**Stored dataset items**
_ _ _

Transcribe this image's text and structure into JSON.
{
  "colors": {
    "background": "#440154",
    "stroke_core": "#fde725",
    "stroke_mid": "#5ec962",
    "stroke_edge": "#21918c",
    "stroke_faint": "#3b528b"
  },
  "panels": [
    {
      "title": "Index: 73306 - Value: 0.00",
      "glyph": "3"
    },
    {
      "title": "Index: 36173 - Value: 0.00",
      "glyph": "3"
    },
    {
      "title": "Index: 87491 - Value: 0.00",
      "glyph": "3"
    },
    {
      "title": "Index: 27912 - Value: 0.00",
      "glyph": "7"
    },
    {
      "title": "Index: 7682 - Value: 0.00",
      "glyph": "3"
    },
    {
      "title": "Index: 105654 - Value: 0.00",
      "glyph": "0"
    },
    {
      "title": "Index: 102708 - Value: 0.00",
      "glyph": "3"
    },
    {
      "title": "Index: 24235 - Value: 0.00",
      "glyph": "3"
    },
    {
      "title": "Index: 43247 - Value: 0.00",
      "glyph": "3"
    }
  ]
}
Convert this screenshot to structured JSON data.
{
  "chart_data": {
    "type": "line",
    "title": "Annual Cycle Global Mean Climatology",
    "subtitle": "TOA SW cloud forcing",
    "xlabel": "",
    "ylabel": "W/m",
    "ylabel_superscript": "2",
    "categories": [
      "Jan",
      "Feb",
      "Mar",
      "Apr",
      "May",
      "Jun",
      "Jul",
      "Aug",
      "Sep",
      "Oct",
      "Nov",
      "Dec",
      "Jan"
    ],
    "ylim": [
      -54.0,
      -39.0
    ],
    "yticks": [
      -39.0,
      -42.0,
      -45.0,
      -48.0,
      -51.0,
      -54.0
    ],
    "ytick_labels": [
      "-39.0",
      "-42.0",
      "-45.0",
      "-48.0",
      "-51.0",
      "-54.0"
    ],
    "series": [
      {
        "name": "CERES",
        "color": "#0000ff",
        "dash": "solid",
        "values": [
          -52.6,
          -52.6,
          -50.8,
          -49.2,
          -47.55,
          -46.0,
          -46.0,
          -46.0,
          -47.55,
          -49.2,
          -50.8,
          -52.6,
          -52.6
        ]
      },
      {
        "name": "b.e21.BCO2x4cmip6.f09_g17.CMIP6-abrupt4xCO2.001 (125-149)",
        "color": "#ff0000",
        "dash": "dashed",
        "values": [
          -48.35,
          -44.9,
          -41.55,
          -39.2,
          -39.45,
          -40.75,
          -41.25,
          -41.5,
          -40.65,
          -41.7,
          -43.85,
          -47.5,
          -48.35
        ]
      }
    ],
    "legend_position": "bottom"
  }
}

_ _ _

**Problem details**
All of the material must be reproduced exactly.

**Task answer**
Transcribe this image's text and structure into JSON.
{
  "colors": {
    "background": "#440154",
    "stroke_core": "#fde725",
    "stroke_mid": "#5ec962",
    "stroke_edge": "#21918c",
    "stroke_faint": "#3b528b"
  },
  "panels": [
    {
      "title": "Index: 73306 - Value: 0.00",
      "glyph": "3"
    },
    {
      "title": "Index: 36173 - Value: 0.00",
      "glyph": "3"
    },
    {
      "title": "Index: 87491 - Value: 0.00",
      "glyph": "3"
    },
    {
      "title": "Index: 27912 - Value: 0.00",
      "glyph": "7"
    },
    {
      "title": "Index: 7682 - Value: 0.00",
      "glyph": "3"
    },
    {
      "title": "Index: 105654 - Value: 0.00",
      "glyph": "0"
    },
    {
      "title": "Index: 102708 - Value: 0.00",
      "glyph": "3"
    },
    {
      "title": "Index: 24235 - Value: 0.00",
      "glyph": "3"
    },
    {
      "title": "Index: 43247 - Value: 0.00",
      "glyph": "3"
    }
  ]
}
Convert this screenshot to structured JSON data.
{
  "chart_data": {
    "type": "line",
    "title": "Annual Cycle Global Mean Climatology",
    "subtitle": "TOA SW cloud forcing",
    "xlabel": "",
    "ylabel": "W/m",
    "ylabel_superscript": "2",
    "categories": [
      "Jan",
      "Feb",
      "Mar",
      "Apr",
      "May",
      "Jun",
      "Jul",
      "Aug",
      "Sep",
      "Oct",
      "Nov",
      "Dec",
      "Jan"
    ],
    "ylim": [
      -54.0,
      -39.0
    ],
    "yticks": [
      -39.0,
      -42.0,
      -45.0,
      -48.0,
      -51.0,
      -54.0
    ],
    "ytick_labels": [
      "-39.0",
      "-42.0",
      "-45.0",
      "-48.0",
      "-51.0",
      "-54.0"
    ],
    "series": [
      {
        "name": "CERES",
        "color": "#0000ff",
        "dash": "solid",
        "values": [
          -52.6,
          -52.6,
          -50.8,
          -49.2,
          -47.55,
          -46.0,
          -46.0,
          -46.0,
          -47.55,
          -49.2,
          -50.8,
          -52.6,
          -52.6
        ]
      },
      {
        "name": "b.e21.BCO2x4cmip6.f09_g17.CMIP6-abrupt4xCO2.001 (125-149)",
        "color": "#ff0000",
        "dash": "dashed",
        "values": [
          -48.35,
          -44.9,
          -41.55,
          -39.2,
          -39.45,
          -40.75,
          -41.25,
          -41.5,
          -40.65,
          -41.7,
          -43.85,
          -47.5,
          -48.35
        ]
      }
    ],
    "legend_position": "bottom"
  }
}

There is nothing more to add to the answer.